◆ **TASK INSTRUCTIONS**: Print exactly the lines from the one containing "What's the underlying" through the last line of the records below, both included, and nothing else; omit any pictures.

▬▬▬

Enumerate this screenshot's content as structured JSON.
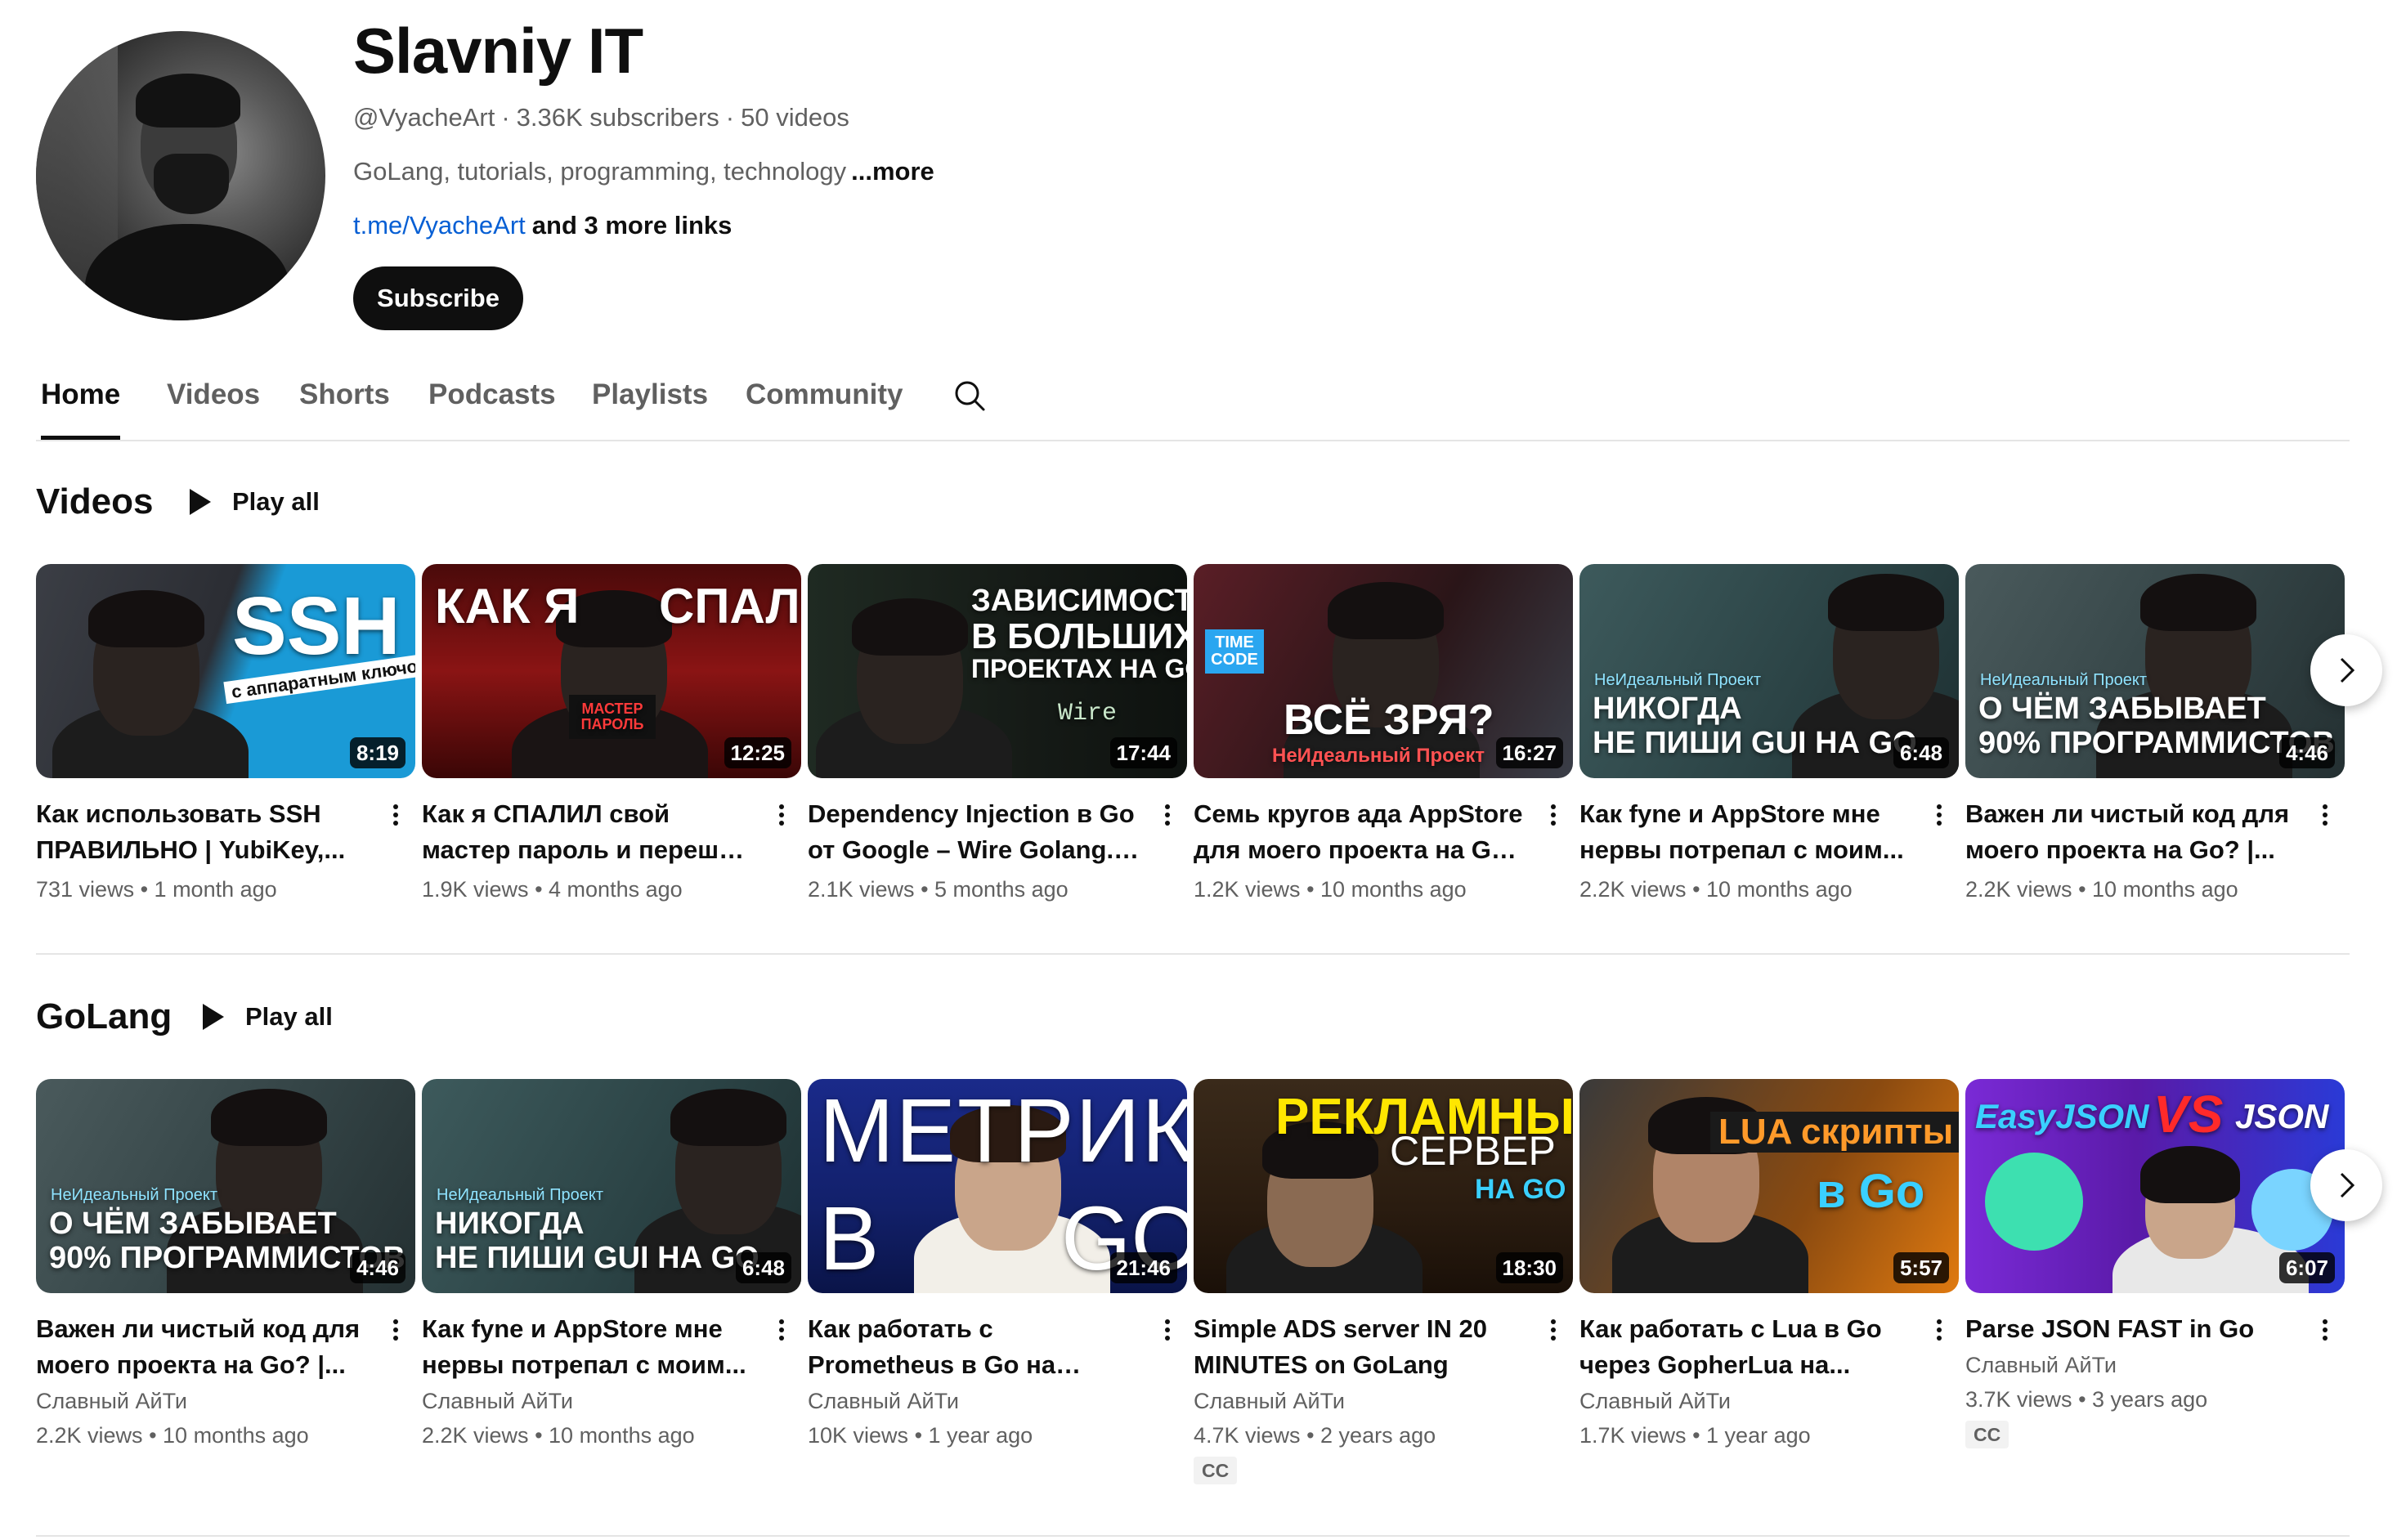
{
  "channel": {
    "name": "Slavniy IT",
    "handle": "@VyacheArt",
    "subscribers": "3.36K subscribers",
    "videos_count": "50 videos",
    "separator": "·",
    "description": "GoLang, tutorials, programming, technology",
    "more_label": "...more",
    "link": "t.me/VyacheArt",
    "more_links": "and 3 more links",
    "subscribe_label": "Subscribe"
  },
  "tabs": [
    {
      "label": "Home",
      "active": true
    },
    {
      "label": "Videos"
    },
    {
      "label": "Shorts"
    },
    {
      "label": "Podcasts"
    },
    {
      "label": "Playlists"
    },
    {
      "label": "Community"
    }
  ],
  "sections": [
    {
      "title": "Videos",
      "play_all": "Play all",
      "videos": [
        {
          "title": "Как использовать SSH ПРАВИЛЬНО | YubiKey,...",
          "views": "731 views",
          "age": "1 month ago",
          "duration": "8:19",
          "thumb_text": [
            "SSH",
            "с аппаратным ключом"
          ]
        },
        {
          "title": "Как я СПАЛИЛ свой мастер пароль и перешёл на...",
          "views": "1.9K views",
          "age": "4 months ago",
          "duration": "12:25",
          "thumb_text": [
            "КАК Я",
            "СПАЛИЛ",
            "МАСТЕР ПАРОЛЬ"
          ]
        },
        {
          "title": "Dependency Injection в Go от Google – Wire Golang. ГАЙД",
          "views": "2.1K views",
          "age": "5 months ago",
          "duration": "17:44",
          "thumb_text": [
            "ЗАВИСИМОСТИ",
            "В БОЛЬШИХ",
            "ПРОЕКТАХ НА GO",
            "Wire"
          ]
        },
        {
          "title": "Семь кругов ада AppStore для моего проекта на Go |...",
          "views": "1.2K views",
          "age": "10 months ago",
          "duration": "16:27",
          "thumb_text": [
            "TIME CODE",
            "ВСЁ ЗРЯ?",
            "НеИдеальный Проект"
          ]
        },
        {
          "title": "Как fyne и AppStore мне нервы потрепал с моим...",
          "views": "2.2K views",
          "age": "10 months ago",
          "duration": "6:48",
          "thumb_text": [
            "НеИдеальный Проект",
            "НИКОГДА",
            "НЕ ПИШИ GUI НА GO"
          ]
        },
        {
          "title": "Важен ли чистый код для моего проекта на Go? |...",
          "views": "2.2K views",
          "age": "10 months ago",
          "duration": "4:46",
          "thumb_text": [
            "НеИдеальный Проект",
            "О ЧЁМ ЗАБЫВАЕТ",
            "90% ПРОГРАММИСТОВ"
          ]
        }
      ]
    },
    {
      "title": "GoLang",
      "play_all": "Play all",
      "videos": [
        {
          "title": "Важен ли чистый код для моего проекта на Go? |...",
          "channel": "Славный АйТи",
          "views": "2.2K views",
          "age": "10 months ago",
          "duration": "4:46",
          "thumb_text": [
            "НеИдеальный Проект",
            "О ЧЁМ ЗАБЫВАЕТ",
            "90% ПРОГРАММИСТОВ"
          ]
        },
        {
          "title": "Как fyne и AppStore мне нервы потрепал с моим...",
          "channel": "Славный АйТи",
          "views": "2.2K views",
          "age": "10 months ago",
          "duration": "6:48",
          "thumb_text": [
            "НеИдеальный Проект",
            "НИКОГДА",
            "НЕ ПИШИ GUI НА GO"
          ]
        },
        {
          "title": "Как работать с Prometheus в Go на примере...",
          "channel": "Славный АйТи",
          "views": "10K views",
          "age": "1 year ago",
          "duration": "21:46",
          "thumb_text": [
            "МЕТРИКИ",
            "В",
            "GO"
          ]
        },
        {
          "title": "Simple ADS server IN 20 MINUTES on GoLang",
          "channel": "Славный АйТи",
          "views": "4.7K views",
          "age": "2 years ago",
          "duration": "18:30",
          "cc": "CC",
          "thumb_text": [
            "РЕКЛАМНЫЙ",
            "СЕРВЕР",
            "НА GO"
          ]
        },
        {
          "title": "Как работать с Lua в Go через GopherLua на...",
          "channel": "Славный АйТи",
          "views": "1.7K views",
          "age": "1 year ago",
          "duration": "5:57",
          "thumb_text": [
            "LUA скрипты",
            "в Go"
          ]
        },
        {
          "title": "Parse JSON FAST in Go",
          "channel": "Славный АйТи",
          "views": "3.7K views",
          "age": "3 years ago",
          "duration": "6:07",
          "cc": "CC",
          "thumb_text": [
            "EasyJSON",
            "VS",
            "JSON"
          ]
        }
      ]
    }
  ],
  "colors": {
    "text": "#0f0f0f",
    "secondary": "#606060",
    "link": "#065fd4",
    "divider": "#e5e5e5"
  },
  "icons": [
    "search-icon",
    "play-icon",
    "chevron-right-icon",
    "more-vert-icon"
  ]
}
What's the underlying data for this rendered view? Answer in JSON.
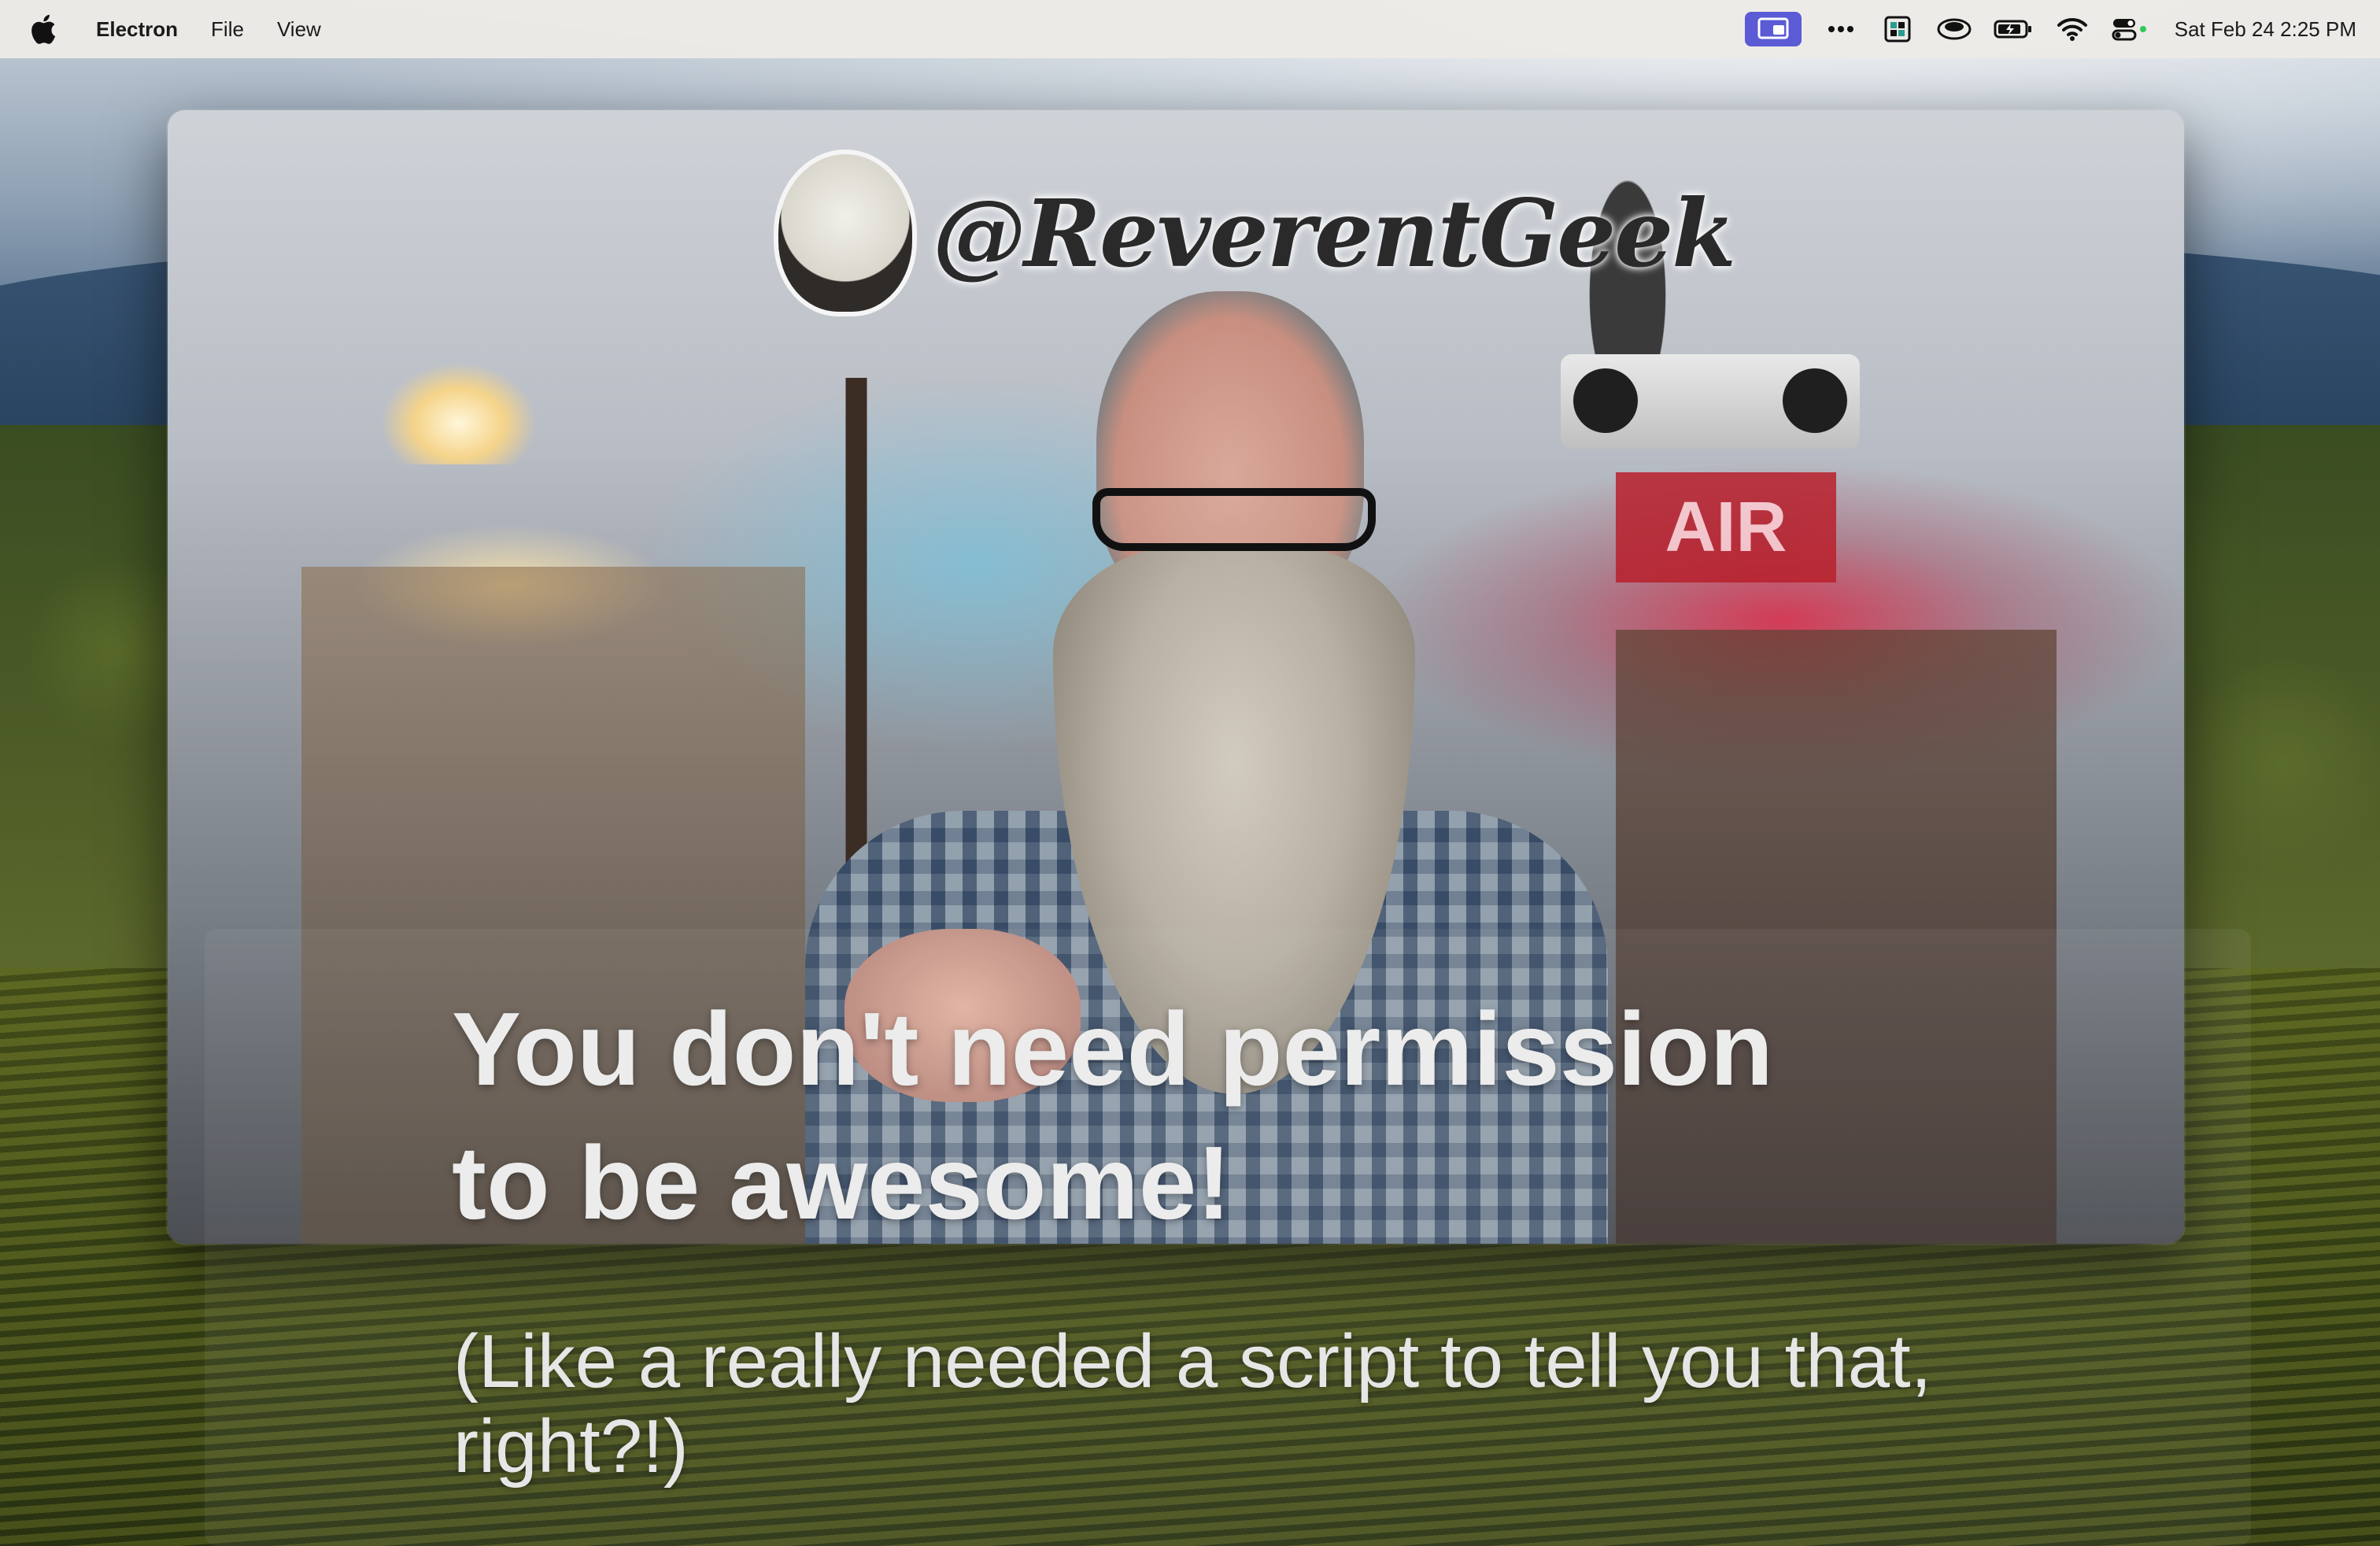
{
  "menubar": {
    "app_name": "Electron",
    "menus": [
      "File",
      "View"
    ],
    "clock": "Sat Feb 24  2:25 PM",
    "status_icons": [
      "screen-share-icon",
      "more-dots-icon",
      "app-tray-icon",
      "cloud-service-icon",
      "battery-icon",
      "wifi-icon",
      "control-center-icon"
    ],
    "active_icon_color": "#5b5bd6"
  },
  "video": {
    "logo_text": "@ReverentGeek",
    "on_air_text": "AIR"
  },
  "caption": {
    "main_line1": "You don't need permission",
    "main_line2": "to be awesome!",
    "sub_line1": "(Like a really needed a script to tell you that,",
    "sub_line2": "right?!)"
  }
}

▬▬▬

◆ **SOLUTION FOR THIS PROBLEM**:
What's the underlying data for this rendered view? Answer in JSON.
{
  "menubar": {
    "app_name": "Electron",
    "menus": [
      "File",
      "View"
    ],
    "clock": "Sat Feb 24  2:25 PM",
    "status_icons": [
      "screen-share-icon",
      "more-dots-icon",
      "app-tray-icon",
      "cloud-service-icon",
      "battery-icon",
      "wifi-icon",
      "control-center-icon"
    ],
    "active_icon_color": "#5b5bd6"
  },
  "video": {
    "logo_text": "@ReverentGeek",
    "on_air_text": "AIR"
  },
  "caption": {
    "main_line1": "You don't need permission",
    "main_line2": "to be awesome!",
    "sub_line1": "(Like a really needed a script to tell you that,",
    "sub_line2": "right?!)"
  }
}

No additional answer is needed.